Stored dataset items
▬▬▬

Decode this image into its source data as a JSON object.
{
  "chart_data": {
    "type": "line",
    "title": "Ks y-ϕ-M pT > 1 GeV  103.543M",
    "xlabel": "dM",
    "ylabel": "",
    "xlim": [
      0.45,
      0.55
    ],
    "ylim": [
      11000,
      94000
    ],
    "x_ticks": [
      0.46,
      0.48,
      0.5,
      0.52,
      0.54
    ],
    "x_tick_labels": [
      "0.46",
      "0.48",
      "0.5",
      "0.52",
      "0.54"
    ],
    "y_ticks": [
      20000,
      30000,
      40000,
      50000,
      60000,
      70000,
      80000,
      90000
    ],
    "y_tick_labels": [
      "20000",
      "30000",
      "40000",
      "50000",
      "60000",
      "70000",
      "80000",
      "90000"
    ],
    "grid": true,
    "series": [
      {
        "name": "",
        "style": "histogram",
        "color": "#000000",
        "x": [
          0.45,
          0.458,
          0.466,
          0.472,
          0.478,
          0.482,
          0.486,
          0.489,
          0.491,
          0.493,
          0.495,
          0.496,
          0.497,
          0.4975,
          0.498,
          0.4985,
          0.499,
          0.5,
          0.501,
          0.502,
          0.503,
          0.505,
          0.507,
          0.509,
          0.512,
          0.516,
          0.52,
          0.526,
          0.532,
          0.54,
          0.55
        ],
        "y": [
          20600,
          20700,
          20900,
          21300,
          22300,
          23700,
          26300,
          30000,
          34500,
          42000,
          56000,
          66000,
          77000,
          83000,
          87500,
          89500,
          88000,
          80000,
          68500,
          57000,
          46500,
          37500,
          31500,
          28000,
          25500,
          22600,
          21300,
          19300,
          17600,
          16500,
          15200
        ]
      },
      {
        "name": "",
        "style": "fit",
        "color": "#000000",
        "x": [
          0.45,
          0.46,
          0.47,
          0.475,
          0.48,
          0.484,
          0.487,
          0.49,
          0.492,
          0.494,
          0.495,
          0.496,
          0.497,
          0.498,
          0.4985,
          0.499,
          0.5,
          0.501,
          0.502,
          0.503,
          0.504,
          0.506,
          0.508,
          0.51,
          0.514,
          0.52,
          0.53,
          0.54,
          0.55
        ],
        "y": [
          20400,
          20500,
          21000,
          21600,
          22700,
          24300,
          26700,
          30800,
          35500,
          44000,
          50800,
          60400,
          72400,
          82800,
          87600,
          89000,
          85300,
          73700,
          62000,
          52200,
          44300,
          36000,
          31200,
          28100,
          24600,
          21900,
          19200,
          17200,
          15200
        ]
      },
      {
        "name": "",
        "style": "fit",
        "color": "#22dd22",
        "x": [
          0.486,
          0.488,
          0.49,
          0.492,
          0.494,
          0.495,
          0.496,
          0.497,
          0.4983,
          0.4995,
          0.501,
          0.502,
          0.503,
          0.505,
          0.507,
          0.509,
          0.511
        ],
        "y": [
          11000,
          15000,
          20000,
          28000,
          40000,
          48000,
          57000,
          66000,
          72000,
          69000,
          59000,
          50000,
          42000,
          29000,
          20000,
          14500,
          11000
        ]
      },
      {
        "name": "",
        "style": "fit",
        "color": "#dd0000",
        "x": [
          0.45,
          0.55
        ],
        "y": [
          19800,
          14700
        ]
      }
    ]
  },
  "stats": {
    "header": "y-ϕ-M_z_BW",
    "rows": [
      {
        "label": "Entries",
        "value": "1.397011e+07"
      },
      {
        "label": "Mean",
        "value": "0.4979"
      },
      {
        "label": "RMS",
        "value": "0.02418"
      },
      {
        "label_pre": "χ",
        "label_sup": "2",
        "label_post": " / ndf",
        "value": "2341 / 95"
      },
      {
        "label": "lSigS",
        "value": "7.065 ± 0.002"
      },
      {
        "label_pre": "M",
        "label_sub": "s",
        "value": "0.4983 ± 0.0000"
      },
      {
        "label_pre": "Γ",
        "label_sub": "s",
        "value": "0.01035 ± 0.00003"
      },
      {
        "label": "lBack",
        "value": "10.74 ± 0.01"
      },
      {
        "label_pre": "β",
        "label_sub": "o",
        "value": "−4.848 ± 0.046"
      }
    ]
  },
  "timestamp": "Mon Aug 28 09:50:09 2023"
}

▬▬▬

Goal – Quote the material exactly, leaving nothing out.

Solution –
Decode this image into its source data as a JSON object.
{
  "chart_data": {
    "type": "line",
    "title": "Ks y-ϕ-M pT > 1 GeV  103.543M",
    "xlabel": "dM",
    "ylabel": "",
    "xlim": [
      0.45,
      0.55
    ],
    "ylim": [
      11000,
      94000
    ],
    "x_ticks": [
      0.46,
      0.48,
      0.5,
      0.52,
      0.54
    ],
    "x_tick_labels": [
      "0.46",
      "0.48",
      "0.5",
      "0.52",
      "0.54"
    ],
    "y_ticks": [
      20000,
      30000,
      40000,
      50000,
      60000,
      70000,
      80000,
      90000
    ],
    "y_tick_labels": [
      "20000",
      "30000",
      "40000",
      "50000",
      "60000",
      "70000",
      "80000",
      "90000"
    ],
    "grid": true,
    "series": [
      {
        "name": "",
        "style": "histogram",
        "color": "#000000",
        "x": [
          0.45,
          0.458,
          0.466,
          0.472,
          0.478,
          0.482,
          0.486,
          0.489,
          0.491,
          0.493,
          0.495,
          0.496,
          0.497,
          0.4975,
          0.498,
          0.4985,
          0.499,
          0.5,
          0.501,
          0.502,
          0.503,
          0.505,
          0.507,
          0.509,
          0.512,
          0.516,
          0.52,
          0.526,
          0.532,
          0.54,
          0.55
        ],
        "y": [
          20600,
          20700,
          20900,
          21300,
          22300,
          23700,
          26300,
          30000,
          34500,
          42000,
          56000,
          66000,
          77000,
          83000,
          87500,
          89500,
          88000,
          80000,
          68500,
          57000,
          46500,
          37500,
          31500,
          28000,
          25500,
          22600,
          21300,
          19300,
          17600,
          16500,
          15200
        ]
      },
      {
        "name": "",
        "style": "fit",
        "color": "#000000",
        "x": [
          0.45,
          0.46,
          0.47,
          0.475,
          0.48,
          0.484,
          0.487,
          0.49,
          0.492,
          0.494,
          0.495,
          0.496,
          0.497,
          0.498,
          0.4985,
          0.499,
          0.5,
          0.501,
          0.502,
          0.503,
          0.504,
          0.506,
          0.508,
          0.51,
          0.514,
          0.52,
          0.53,
          0.54,
          0.55
        ],
        "y": [
          20400,
          20500,
          21000,
          21600,
          22700,
          24300,
          26700,
          30800,
          35500,
          44000,
          50800,
          60400,
          72400,
          82800,
          87600,
          89000,
          85300,
          73700,
          62000,
          52200,
          44300,
          36000,
          31200,
          28100,
          24600,
          21900,
          19200,
          17200,
          15200
        ]
      },
      {
        "name": "",
        "style": "fit",
        "color": "#22dd22",
        "x": [
          0.486,
          0.488,
          0.49,
          0.492,
          0.494,
          0.495,
          0.496,
          0.497,
          0.4983,
          0.4995,
          0.501,
          0.502,
          0.503,
          0.505,
          0.507,
          0.509,
          0.511
        ],
        "y": [
          11000,
          15000,
          20000,
          28000,
          40000,
          48000,
          57000,
          66000,
          72000,
          69000,
          59000,
          50000,
          42000,
          29000,
          20000,
          14500,
          11000
        ]
      },
      {
        "name": "",
        "style": "fit",
        "color": "#dd0000",
        "x": [
          0.45,
          0.55
        ],
        "y": [
          19800,
          14700
        ]
      }
    ]
  },
  "stats": {
    "header": "y-ϕ-M_z_BW",
    "rows": [
      {
        "label": "Entries",
        "value": "1.397011e+07"
      },
      {
        "label": "Mean",
        "value": "0.4979"
      },
      {
        "label": "RMS",
        "value": "0.02418"
      },
      {
        "label_pre": "χ",
        "label_sup": "2",
        "label_post": " / ndf",
        "value": "2341 / 95"
      },
      {
        "label": "lSigS",
        "value": "7.065 ± 0.002"
      },
      {
        "label_pre": "M",
        "label_sub": "s",
        "value": "0.4983 ± 0.0000"
      },
      {
        "label_pre": "Γ",
        "label_sub": "s",
        "value": "0.01035 ± 0.00003"
      },
      {
        "label": "lBack",
        "value": "10.74 ± 0.01"
      },
      {
        "label_pre": "β",
        "label_sub": "o",
        "value": "−4.848 ± 0.046"
      }
    ]
  },
  "timestamp": "Mon Aug 28 09:50:09 2023"
}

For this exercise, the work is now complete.